Data entries
☆ ☆ ☆ ☆ ☆
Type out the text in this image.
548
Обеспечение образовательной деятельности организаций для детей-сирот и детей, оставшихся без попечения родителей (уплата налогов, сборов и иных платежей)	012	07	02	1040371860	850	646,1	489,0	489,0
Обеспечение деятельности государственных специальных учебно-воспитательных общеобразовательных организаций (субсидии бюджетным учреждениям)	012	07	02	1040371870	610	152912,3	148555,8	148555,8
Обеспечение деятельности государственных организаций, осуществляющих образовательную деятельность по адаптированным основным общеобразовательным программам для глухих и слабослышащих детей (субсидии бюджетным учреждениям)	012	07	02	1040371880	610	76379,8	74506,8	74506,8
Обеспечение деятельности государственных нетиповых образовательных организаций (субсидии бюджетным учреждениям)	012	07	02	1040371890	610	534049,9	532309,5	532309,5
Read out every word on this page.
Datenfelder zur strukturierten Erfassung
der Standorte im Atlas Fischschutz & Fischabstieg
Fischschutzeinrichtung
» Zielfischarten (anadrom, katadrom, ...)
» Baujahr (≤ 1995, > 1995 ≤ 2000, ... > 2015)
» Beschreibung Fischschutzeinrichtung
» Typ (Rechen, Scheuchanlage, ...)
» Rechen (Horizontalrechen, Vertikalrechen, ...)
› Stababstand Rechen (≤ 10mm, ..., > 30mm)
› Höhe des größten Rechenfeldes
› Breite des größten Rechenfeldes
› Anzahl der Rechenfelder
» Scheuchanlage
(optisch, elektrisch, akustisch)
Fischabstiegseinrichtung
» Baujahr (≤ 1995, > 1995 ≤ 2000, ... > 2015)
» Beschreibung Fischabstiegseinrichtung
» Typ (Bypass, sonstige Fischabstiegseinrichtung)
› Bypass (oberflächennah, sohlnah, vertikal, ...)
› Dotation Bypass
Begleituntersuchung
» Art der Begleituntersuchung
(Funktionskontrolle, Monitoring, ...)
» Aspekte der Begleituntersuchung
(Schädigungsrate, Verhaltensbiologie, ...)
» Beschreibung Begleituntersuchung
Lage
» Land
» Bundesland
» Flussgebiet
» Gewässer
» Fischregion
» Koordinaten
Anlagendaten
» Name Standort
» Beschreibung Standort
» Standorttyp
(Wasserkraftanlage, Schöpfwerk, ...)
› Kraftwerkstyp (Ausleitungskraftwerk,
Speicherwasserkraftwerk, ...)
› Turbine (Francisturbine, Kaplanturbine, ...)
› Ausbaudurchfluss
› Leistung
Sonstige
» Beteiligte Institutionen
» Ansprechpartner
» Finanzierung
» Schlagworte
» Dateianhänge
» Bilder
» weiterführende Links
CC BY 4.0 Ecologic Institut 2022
☆ ☆ ☆ ☆ ☆
* **Set task**:
Copy out the whole listing exactly; please set it all down.

* **Solution to this problem**:
Type out the text in this image.
548
Обеспечение образовательной деятельности организаций для детей-сирот и детей, оставшихся без попечения родителей (уплата налогов, сборов и иных платежей)	012	07	02	1040371860	850	646,1	489,0	489,0
Обеспечение деятельности государственных специальных учебно-воспитательных общеобразовательных организаций (субсидии бюджетным учреждениям)	012	07	02	1040371870	610	152912,3	148555,8	148555,8
Обеспечение деятельности государственных организаций, осуществляющих образовательную деятельность по адаптированным основным общеобразовательным программам для глухих и слабослышащих детей (субсидии бюджетным учреждениям)	012	07	02	1040371880	610	76379,8	74506,8	74506,8
Обеспечение деятельности государственных нетиповых образовательных организаций (субсидии бюджетным учреждениям)	012	07	02	1040371890	610	534049,9	532309,5	532309,5
Read out every word on this page.
Datenfelder zur strukturierten Erfassung
der Standorte im Atlas Fischschutz & Fischabstieg
Fischschutzeinrichtung
» Zielfischarten (anadrom, katadrom, ...)
» Baujahr (≤ 1995, > 1995 ≤ 2000, ... > 2015)
» Beschreibung Fischschutzeinrichtung
» Typ (Rechen, Scheuchanlage, ...)
» Rechen (Horizontalrechen, Vertikalrechen, ...)
› Stababstand Rechen (≤ 10mm, ..., > 30mm)
› Höhe des größten Rechenfeldes
› Breite des größten Rechenfeldes
› Anzahl der Rechenfelder
» Scheuchanlage
(optisch, elektrisch, akustisch)
Fischabstiegseinrichtung
» Baujahr (≤ 1995, > 1995 ≤ 2000, ... > 2015)
» Beschreibung Fischabstiegseinrichtung
» Typ (Bypass, sonstige Fischabstiegseinrichtung)
› Bypass (oberflächennah, sohlnah, vertikal, ...)
› Dotation Bypass
Begleituntersuchung
» Art der Begleituntersuchung
(Funktionskontrolle, Monitoring, ...)
» Aspekte der Begleituntersuchung
(Schädigungsrate, Verhaltensbiologie, ...)
» Beschreibung Begleituntersuchung
Lage
» Land
» Bundesland
» Flussgebiet
» Gewässer
» Fischregion
» Koordinaten
Anlagendaten
» Name Standort
» Beschreibung Standort
» Standorttyp
(Wasserkraftanlage, Schöpfwerk, ...)
› Kraftwerkstyp (Ausleitungskraftwerk,
Speicherwasserkraftwerk, ...)
› Turbine (Francisturbine, Kaplanturbine, ...)
› Ausbaudurchfluss
› Leistung
Sonstige
» Beteiligte Institutionen
» Ansprechpartner
» Finanzierung
» Schlagworte
» Dateianhänge
» Bilder
» weiterführende Links
CC BY 4.0 Ecologic Institut 2022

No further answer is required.